--- EXERCISE ---
Scan the listing below. Report each line that includes "JSON".

(Stored data)
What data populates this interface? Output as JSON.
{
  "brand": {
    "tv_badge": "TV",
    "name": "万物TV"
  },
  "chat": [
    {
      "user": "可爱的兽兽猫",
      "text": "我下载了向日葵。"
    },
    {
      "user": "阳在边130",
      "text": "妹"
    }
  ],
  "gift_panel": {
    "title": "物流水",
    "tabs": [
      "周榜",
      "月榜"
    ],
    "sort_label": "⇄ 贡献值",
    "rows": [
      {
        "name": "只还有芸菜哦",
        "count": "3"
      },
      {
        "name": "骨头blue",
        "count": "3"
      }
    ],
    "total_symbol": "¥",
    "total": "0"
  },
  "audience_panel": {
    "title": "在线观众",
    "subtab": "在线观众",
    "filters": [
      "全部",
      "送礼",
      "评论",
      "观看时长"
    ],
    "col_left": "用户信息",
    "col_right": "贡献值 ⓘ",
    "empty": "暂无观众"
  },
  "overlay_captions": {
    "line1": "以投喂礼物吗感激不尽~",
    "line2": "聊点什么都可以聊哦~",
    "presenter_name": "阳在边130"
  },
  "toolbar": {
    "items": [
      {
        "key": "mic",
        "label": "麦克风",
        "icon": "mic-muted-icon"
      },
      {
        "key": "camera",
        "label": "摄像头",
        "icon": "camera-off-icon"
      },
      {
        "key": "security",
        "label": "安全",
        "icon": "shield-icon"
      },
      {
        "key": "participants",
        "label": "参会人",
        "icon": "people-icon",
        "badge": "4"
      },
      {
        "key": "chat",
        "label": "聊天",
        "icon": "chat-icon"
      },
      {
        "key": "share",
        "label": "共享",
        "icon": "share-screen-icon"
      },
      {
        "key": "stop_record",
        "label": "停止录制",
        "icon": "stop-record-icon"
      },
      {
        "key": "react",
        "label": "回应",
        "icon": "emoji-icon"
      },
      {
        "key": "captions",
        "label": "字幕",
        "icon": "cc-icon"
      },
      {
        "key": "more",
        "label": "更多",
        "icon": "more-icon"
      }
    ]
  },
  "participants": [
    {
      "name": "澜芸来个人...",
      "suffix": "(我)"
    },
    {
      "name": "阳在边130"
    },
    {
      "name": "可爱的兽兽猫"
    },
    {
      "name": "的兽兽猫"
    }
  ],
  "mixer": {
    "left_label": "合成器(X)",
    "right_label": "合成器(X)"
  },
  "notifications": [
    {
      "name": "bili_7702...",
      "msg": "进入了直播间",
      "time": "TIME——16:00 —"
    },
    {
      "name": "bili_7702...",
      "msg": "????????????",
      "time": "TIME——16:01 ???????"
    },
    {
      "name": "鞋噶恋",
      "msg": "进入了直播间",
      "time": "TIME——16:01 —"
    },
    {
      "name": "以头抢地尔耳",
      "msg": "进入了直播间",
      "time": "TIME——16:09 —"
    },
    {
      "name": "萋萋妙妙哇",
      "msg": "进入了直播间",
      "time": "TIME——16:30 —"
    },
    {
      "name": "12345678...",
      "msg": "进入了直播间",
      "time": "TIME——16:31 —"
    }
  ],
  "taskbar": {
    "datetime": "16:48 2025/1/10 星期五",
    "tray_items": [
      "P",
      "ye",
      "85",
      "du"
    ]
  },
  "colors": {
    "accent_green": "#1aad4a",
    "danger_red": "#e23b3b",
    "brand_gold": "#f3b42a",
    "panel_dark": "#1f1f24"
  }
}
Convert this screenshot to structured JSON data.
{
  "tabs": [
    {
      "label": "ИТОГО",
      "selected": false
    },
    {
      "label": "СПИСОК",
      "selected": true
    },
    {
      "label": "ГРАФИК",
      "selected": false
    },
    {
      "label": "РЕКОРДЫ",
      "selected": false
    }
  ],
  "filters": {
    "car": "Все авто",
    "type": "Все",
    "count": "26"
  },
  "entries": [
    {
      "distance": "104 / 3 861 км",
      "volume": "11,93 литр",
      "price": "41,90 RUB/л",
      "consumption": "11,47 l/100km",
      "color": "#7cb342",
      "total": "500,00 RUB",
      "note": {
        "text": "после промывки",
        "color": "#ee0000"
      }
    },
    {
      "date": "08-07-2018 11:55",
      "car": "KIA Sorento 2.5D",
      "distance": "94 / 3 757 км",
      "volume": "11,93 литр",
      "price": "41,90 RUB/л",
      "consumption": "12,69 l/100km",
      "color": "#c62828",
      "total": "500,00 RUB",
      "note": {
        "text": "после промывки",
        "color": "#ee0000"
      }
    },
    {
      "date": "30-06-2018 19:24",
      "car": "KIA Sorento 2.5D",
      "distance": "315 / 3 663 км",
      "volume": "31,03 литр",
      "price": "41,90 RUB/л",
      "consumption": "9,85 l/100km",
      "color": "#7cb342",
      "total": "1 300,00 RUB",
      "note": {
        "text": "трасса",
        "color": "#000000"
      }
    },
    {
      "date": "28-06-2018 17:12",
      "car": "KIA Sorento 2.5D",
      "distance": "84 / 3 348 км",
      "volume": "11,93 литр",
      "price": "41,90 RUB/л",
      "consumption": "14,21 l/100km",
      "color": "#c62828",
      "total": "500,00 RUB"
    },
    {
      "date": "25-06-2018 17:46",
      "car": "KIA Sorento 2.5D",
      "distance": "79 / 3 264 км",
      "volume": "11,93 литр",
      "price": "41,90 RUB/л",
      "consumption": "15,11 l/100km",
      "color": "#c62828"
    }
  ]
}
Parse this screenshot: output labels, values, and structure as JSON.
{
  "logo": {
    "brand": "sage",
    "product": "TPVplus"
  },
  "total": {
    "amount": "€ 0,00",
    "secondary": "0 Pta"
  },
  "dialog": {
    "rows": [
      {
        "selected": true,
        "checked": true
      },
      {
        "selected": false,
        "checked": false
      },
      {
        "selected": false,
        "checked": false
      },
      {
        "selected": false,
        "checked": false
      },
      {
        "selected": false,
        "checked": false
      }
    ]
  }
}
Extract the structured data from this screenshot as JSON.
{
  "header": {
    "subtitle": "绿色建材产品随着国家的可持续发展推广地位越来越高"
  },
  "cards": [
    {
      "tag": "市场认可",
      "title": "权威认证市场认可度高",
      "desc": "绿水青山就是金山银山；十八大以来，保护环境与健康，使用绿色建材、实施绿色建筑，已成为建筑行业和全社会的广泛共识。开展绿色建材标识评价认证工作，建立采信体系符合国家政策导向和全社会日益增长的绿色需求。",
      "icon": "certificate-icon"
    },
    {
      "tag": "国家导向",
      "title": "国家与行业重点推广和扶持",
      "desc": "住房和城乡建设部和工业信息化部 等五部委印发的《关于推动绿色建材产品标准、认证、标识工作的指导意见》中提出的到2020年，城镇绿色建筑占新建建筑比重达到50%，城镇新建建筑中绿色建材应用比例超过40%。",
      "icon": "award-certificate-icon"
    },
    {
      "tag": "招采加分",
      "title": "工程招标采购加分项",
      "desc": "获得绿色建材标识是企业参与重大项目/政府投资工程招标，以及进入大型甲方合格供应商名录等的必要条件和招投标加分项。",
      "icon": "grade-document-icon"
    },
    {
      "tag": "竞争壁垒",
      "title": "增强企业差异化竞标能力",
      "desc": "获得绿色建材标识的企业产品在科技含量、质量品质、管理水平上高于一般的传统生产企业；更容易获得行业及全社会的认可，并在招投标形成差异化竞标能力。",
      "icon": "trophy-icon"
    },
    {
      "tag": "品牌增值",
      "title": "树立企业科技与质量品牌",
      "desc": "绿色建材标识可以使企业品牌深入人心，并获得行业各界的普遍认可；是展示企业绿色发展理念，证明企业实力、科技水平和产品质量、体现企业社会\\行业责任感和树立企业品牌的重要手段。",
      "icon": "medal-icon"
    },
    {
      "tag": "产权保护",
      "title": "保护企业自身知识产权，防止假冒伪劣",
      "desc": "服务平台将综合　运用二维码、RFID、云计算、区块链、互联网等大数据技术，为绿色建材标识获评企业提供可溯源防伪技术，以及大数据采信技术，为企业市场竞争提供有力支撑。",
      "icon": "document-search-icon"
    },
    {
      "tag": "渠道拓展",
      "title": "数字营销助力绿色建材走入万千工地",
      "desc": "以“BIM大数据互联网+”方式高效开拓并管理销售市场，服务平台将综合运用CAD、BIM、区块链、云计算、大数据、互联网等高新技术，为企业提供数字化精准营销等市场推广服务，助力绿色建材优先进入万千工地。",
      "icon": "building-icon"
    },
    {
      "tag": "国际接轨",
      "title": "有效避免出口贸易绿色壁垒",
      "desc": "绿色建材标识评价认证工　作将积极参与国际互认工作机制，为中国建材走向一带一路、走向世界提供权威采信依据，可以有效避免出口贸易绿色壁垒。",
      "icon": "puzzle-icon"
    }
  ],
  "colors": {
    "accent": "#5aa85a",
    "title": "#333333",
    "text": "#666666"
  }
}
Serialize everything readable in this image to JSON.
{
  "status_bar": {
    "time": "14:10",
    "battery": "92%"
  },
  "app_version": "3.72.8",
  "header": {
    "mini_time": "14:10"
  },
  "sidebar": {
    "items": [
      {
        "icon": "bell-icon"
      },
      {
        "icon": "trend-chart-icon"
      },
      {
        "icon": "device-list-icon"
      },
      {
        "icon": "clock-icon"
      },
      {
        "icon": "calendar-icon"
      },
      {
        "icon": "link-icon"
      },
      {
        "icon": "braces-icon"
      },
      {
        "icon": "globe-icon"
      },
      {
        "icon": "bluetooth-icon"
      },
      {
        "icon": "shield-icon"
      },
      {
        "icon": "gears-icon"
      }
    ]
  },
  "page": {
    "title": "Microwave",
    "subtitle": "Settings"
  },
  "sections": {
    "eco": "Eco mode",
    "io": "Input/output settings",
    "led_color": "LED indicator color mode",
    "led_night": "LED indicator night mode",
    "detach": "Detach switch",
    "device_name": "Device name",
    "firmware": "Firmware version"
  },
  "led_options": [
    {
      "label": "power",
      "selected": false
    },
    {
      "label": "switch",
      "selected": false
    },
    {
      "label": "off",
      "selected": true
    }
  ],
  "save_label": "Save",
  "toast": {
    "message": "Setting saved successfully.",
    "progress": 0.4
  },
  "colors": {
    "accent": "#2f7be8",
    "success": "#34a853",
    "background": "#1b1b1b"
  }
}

--- FINAL ANSWER ---
What data populates this interface? Output as JSON.
Convert this screenshot to structured JSON data.
Parse this screenshot: output labels, values, and structure as JSON.
Extract the structured data from this screenshot as JSON.
Serialize everything readable in this image to JSON.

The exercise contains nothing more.